WHAT YOU HAVE TO DO:
Every line below that holds the string "Larson" should be copied out.

Figure contents as structured data
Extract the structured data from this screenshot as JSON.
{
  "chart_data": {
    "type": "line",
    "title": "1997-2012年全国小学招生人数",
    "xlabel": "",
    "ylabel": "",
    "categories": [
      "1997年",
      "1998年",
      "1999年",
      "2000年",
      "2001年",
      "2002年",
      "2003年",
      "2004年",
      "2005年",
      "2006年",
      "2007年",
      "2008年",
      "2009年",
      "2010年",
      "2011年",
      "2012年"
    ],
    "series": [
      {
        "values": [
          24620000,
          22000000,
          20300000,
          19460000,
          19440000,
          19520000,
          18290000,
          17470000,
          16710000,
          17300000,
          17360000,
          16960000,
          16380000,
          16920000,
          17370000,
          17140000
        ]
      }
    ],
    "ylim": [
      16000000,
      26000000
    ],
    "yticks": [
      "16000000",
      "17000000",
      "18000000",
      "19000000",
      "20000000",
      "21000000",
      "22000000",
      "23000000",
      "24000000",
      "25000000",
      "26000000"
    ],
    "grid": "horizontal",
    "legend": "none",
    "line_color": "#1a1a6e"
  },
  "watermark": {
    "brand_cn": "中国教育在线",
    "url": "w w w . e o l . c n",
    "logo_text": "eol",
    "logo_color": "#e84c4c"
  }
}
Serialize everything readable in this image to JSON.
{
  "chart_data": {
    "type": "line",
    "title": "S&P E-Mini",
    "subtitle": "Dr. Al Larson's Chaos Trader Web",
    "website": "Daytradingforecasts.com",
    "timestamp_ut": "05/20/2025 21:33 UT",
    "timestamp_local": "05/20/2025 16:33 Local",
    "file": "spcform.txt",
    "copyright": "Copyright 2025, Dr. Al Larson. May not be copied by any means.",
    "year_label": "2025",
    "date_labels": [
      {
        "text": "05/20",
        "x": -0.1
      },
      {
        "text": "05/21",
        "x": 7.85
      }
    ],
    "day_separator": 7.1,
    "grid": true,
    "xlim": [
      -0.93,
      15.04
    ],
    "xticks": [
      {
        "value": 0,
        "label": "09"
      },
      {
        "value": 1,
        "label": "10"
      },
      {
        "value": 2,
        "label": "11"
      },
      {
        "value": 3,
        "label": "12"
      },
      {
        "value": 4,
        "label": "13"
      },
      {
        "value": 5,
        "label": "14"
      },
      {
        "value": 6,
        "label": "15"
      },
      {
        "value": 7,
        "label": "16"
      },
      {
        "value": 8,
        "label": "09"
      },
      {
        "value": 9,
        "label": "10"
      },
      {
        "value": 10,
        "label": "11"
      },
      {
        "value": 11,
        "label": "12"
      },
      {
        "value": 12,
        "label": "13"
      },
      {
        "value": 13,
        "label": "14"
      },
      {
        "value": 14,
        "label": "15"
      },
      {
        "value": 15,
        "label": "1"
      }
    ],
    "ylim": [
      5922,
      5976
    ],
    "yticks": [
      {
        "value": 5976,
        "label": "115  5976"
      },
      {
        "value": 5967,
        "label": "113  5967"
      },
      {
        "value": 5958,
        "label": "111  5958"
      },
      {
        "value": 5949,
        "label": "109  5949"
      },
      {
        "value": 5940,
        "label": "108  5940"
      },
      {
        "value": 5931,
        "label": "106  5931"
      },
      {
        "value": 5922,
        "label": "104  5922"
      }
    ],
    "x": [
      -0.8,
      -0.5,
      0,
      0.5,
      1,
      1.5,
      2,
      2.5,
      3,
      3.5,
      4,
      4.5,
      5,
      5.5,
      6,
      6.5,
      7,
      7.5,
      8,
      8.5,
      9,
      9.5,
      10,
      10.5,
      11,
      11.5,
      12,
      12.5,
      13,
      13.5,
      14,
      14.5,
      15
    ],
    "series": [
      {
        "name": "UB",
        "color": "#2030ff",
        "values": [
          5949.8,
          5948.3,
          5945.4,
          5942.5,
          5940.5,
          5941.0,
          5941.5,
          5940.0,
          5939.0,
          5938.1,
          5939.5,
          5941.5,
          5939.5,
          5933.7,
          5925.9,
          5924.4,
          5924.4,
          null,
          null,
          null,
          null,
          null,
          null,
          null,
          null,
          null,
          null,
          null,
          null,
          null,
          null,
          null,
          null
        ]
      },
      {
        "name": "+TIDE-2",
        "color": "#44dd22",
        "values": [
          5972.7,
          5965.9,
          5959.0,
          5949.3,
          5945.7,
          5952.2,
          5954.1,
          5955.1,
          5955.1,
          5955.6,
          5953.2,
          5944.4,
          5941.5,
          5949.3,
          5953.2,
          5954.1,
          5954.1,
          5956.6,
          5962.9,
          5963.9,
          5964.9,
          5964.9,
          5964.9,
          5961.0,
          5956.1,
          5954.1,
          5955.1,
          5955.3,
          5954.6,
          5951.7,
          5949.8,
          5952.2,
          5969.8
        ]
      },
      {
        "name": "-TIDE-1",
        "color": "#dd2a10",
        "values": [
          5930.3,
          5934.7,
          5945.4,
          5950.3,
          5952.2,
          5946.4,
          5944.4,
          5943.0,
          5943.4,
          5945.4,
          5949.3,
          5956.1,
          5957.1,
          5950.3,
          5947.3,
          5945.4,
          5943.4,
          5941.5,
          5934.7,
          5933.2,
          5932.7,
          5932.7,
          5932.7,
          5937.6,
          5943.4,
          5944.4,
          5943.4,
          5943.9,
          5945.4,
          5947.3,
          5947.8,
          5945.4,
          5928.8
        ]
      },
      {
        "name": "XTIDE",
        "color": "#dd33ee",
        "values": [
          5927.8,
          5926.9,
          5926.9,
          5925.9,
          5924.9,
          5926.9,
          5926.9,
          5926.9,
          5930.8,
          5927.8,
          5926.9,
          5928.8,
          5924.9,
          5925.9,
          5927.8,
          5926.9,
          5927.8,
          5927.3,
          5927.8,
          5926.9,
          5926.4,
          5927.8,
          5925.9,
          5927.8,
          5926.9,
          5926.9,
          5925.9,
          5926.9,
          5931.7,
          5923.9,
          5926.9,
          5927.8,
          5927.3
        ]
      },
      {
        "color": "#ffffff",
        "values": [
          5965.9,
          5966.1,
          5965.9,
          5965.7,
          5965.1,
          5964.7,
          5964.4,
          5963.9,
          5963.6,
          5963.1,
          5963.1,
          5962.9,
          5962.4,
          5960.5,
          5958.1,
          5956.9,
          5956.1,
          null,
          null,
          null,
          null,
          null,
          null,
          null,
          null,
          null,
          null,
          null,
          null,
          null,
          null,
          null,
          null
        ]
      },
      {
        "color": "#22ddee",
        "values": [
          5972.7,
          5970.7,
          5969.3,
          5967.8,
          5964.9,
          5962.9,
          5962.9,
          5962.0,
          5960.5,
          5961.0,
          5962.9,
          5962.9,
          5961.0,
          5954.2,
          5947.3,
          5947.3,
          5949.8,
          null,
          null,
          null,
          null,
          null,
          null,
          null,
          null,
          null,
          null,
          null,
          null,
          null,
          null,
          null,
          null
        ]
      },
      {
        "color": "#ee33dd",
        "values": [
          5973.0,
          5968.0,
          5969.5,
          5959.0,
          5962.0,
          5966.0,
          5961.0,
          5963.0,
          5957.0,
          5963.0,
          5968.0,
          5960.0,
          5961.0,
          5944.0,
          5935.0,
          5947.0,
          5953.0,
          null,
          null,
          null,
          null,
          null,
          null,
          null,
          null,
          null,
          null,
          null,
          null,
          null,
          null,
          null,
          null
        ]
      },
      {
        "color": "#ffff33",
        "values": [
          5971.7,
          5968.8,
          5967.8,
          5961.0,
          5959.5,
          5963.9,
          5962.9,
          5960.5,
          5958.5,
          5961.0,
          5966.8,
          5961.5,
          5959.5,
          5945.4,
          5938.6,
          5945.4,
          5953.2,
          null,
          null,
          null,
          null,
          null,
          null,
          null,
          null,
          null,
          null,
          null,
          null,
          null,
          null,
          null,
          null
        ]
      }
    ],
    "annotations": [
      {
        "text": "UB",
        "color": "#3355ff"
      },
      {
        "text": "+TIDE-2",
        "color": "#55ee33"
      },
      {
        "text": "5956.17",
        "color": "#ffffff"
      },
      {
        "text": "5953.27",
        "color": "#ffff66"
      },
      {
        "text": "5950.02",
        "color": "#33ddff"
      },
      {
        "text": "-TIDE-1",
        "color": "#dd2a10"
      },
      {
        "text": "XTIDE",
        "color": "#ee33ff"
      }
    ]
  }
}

SOLUTION:
    "subtitle": "Dr. Al Larson's Chaos Trader Web",
    "copyright": "Copyright 2025, Dr. Al Larson. May not be copied by any means.",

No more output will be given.